# Material shown

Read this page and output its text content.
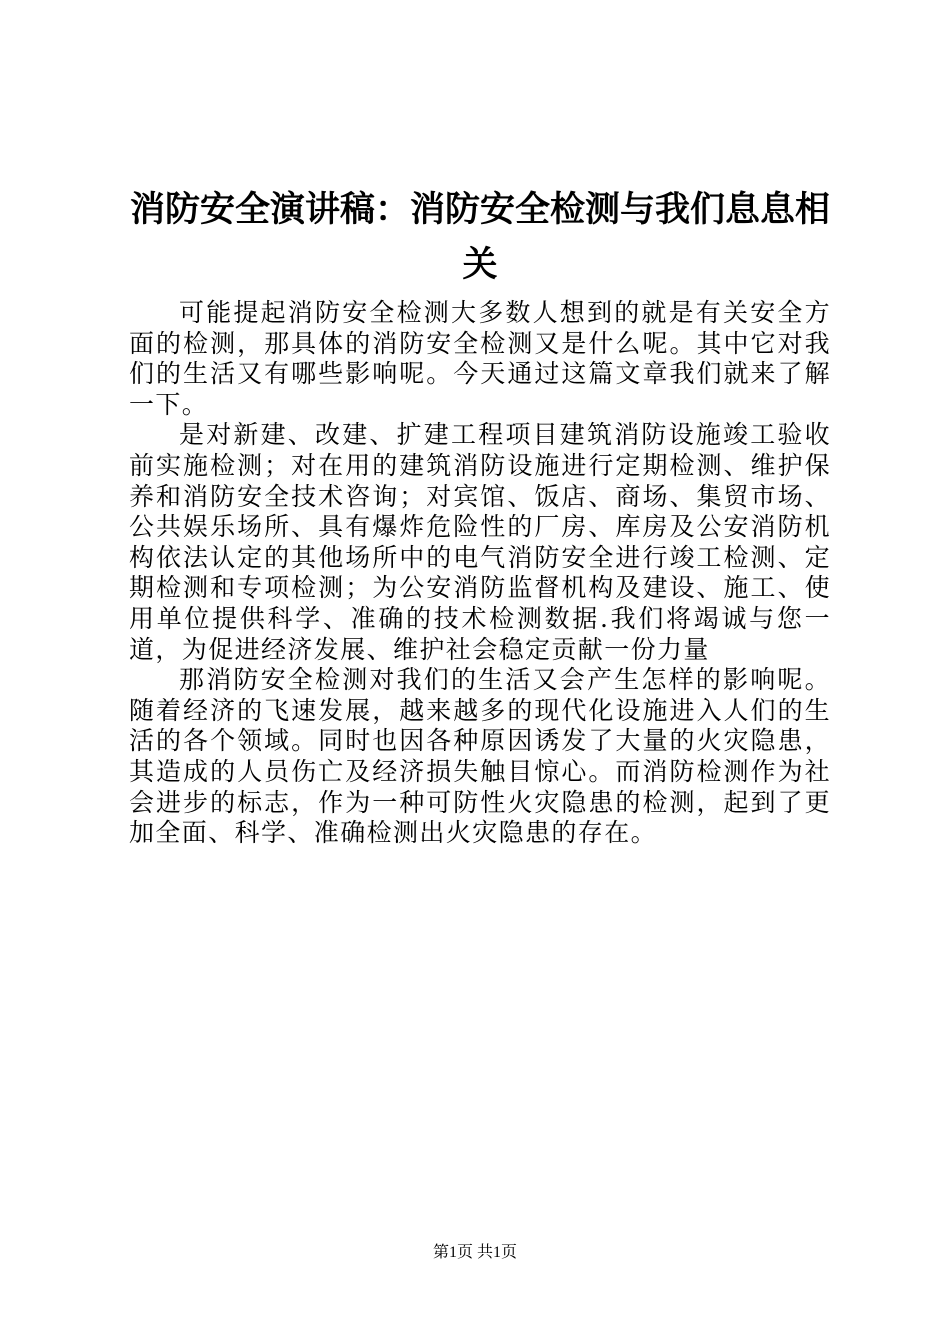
消防安全演讲稿：消防安全检测与我们息息相关

可能提起消防安全检测大多数人想到的就是有关安全方面的检测，那具体的消防安全检测又是什么呢。其中它对我们的生活又有哪些影响呢。今天通过这篇文章我们就来了解一下。

是对新建、改建、扩建工程项目建筑消防设施竣工验收前实施检测；对在用的建筑消防设施进行定期检测、维护保养和消防安全技术咨询；对宾馆、饭店、商场、集贸市场、公共娱乐场所、具有爆炸危险性的厂房、库房及公安消防机构依法认定的其他场所中的电气消防安全进行竣工检测、定期检测和专项检测；为公安消防监督机构及建设、施工、使用单位提供科学、准确的技术检测数据.我们将竭诚与您一道，为促进经济发展、维护社会稳定贡献一份力量

那消防安全检测对我们的生活又会产生怎样的影响呢。随着经济的飞速发展，越来越多的现代化设施进入人们的生活的各个领域。同时也因各种原因诱发了大量的火灾隐患，其造成的人员伤亡及经济损失触目惊心。而消防检测作为社会进步的标志，作为一种可防性火灾隐患的检测，起到了更加全面、科学、准确检测出火灾隐患的存在。

第1页 共1页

# What you have to do
Go back to the records above and write them out exactly, without the pictures.

# The reply
Read this page and output its text content.
消防安全演讲稿：消防安全检测与我们息息相关

可能提起消防安全检测大多数人想到的就是有关安全方面的检测，那具体的消防安全检测又是什么呢。其中它对我们的生活又有哪些影响呢。今天通过这篇文章我们就来了解一下。

是对新建、改建、扩建工程项目建筑消防设施竣工验收前实施检测；对在用的建筑消防设施进行定期检测、维护保养和消防安全技术咨询；对宾馆、饭店、商场、集贸市场、公共娱乐场所、具有爆炸危险性的厂房、库房及公安消防机构依法认定的其他场所中的电气消防安全进行竣工检测、定期检测和专项检测；为公安消防监督机构及建设、施工、使用单位提供科学、准确的技术检测数据.我们将竭诚与您一道，为促进经济发展、维护社会稳定贡献一份力量

那消防安全检测对我们的生活又会产生怎样的影响呢。随着经济的飞速发展，越来越多的现代化设施进入人们的生活的各个领域。同时也因各种原因诱发了大量的火灾隐患，其造成的人员伤亡及经济损失触目惊心。而消防检测作为社会进步的标志，作为一种可防性火灾隐患的检测，起到了更加全面、科学、准确检测出火灾隐患的存在。

第1页 共1页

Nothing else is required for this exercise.